## Goal
Here are some records; return them all exactly.

## Excerpted records
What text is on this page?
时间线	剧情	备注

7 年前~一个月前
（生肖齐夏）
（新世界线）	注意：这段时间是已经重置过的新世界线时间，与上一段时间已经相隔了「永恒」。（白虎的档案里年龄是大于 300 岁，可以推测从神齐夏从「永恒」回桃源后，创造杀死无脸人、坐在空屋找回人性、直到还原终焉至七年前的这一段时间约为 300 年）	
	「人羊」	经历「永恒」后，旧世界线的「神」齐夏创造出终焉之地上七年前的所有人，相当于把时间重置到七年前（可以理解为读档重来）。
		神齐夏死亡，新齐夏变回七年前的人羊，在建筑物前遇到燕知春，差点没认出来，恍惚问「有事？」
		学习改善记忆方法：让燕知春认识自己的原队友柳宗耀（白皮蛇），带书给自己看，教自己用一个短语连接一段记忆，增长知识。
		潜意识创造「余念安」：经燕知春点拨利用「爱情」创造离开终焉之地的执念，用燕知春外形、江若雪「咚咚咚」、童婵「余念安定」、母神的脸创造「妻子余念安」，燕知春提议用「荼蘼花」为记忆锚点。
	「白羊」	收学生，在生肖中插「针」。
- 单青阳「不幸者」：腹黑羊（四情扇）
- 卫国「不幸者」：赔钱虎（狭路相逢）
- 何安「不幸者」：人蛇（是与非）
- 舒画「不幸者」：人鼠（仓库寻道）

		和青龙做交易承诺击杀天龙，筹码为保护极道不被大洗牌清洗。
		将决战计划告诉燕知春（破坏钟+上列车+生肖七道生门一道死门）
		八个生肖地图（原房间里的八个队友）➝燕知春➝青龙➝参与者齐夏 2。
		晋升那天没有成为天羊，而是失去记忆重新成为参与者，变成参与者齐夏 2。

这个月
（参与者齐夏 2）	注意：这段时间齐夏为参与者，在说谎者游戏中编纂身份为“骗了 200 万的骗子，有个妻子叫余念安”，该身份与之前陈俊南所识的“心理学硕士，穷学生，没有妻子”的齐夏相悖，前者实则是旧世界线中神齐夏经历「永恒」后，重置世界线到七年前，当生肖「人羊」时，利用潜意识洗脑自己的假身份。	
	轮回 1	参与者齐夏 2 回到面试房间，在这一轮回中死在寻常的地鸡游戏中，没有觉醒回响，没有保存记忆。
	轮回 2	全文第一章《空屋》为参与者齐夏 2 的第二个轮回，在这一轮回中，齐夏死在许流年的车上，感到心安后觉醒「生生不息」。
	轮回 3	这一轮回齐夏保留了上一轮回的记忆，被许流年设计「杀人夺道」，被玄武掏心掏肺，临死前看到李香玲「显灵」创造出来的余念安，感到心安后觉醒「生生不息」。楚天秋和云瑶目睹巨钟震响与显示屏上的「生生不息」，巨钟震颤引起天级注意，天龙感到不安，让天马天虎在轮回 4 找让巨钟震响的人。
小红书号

## Exercise response
What text is on this page?
时间线	剧情	备注

7 年前~一个月前
（生肖齐夏）
（新世界线）	注意：这段时间是已经重置过的新世界线时间，与上一段时间已经相隔了「永恒」。（白虎的档案里年龄是大于 300 岁，可以推测从神齐夏从「永恒」回桃源后，创造杀死无脸人、坐在空屋找回人性、直到还原终焉至七年前的这一段时间约为 300 年）	
	「人羊」	经历「永恒」后，旧世界线的「神」齐夏创造出终焉之地上七年前的所有人，相当于把时间重置到七年前（可以理解为读档重来）。
		神齐夏死亡，新齐夏变回七年前的人羊，在建筑物前遇到燕知春，差点没认出来，恍惚问「有事？」
		学习改善记忆方法：让燕知春认识自己的原队友柳宗耀（白皮蛇），带书给自己看，教自己用一个短语连接一段记忆，增长知识。
		潜意识创造「余念安」：经燕知春点拨利用「爱情」创造离开终焉之地的执念，用燕知春外形、江若雪「咚咚咚」、童婵「余念安定」、母神的脸创造「妻子余念安」，燕知春提议用「荼蘼花」为记忆锚点。
	「白羊」	收学生，在生肖中插「针」。
- 单青阳「不幸者」：腹黑羊（四情扇）
- 卫国「不幸者」：赔钱虎（狭路相逢）
- 何安「不幸者」：人蛇（是与非）
- 舒画「不幸者」：人鼠（仓库寻道）

		和青龙做交易承诺击杀天龙，筹码为保护极道不被大洗牌清洗。
		将决战计划告诉燕知春（破坏钟+上列车+生肖七道生门一道死门）
		八个生肖地图（原房间里的八个队友）➝燕知春➝青龙➝参与者齐夏 2。
		晋升那天没有成为天羊，而是失去记忆重新成为参与者，变成参与者齐夏 2。

这个月
（参与者齐夏 2）	注意：这段时间齐夏为参与者，在说谎者游戏中编纂身份为“骗了 200 万的骗子，有个妻子叫余念安”，该身份与之前陈俊南所识的“心理学硕士，穷学生，没有妻子”的齐夏相悖，前者实则是旧世界线中神齐夏经历「永恒」后，重置世界线到七年前，当生肖「人羊」时，利用潜意识洗脑自己的假身份。	
	轮回 1	参与者齐夏 2 回到面试房间，在这一轮回中死在寻常的地鸡游戏中，没有觉醒回响，没有保存记忆。
	轮回 2	全文第一章《空屋》为参与者齐夏 2 的第二个轮回，在这一轮回中，齐夏死在许流年的车上，感到心安后觉醒「生生不息」。
	轮回 3	这一轮回齐夏保留了上一轮回的记忆，被许流年设计「杀人夺道」，被玄武掏心掏肺，临死前看到李香玲「显灵」创造出来的余念安，感到心安后觉醒「生生不息」。楚天秋和云瑶目睹巨钟震响与显示屏上的「生生不息」，巨钟震颤引起天级注意，天龙感到不安，让天马天虎在轮回 4 找让巨钟震响的人。
小红书号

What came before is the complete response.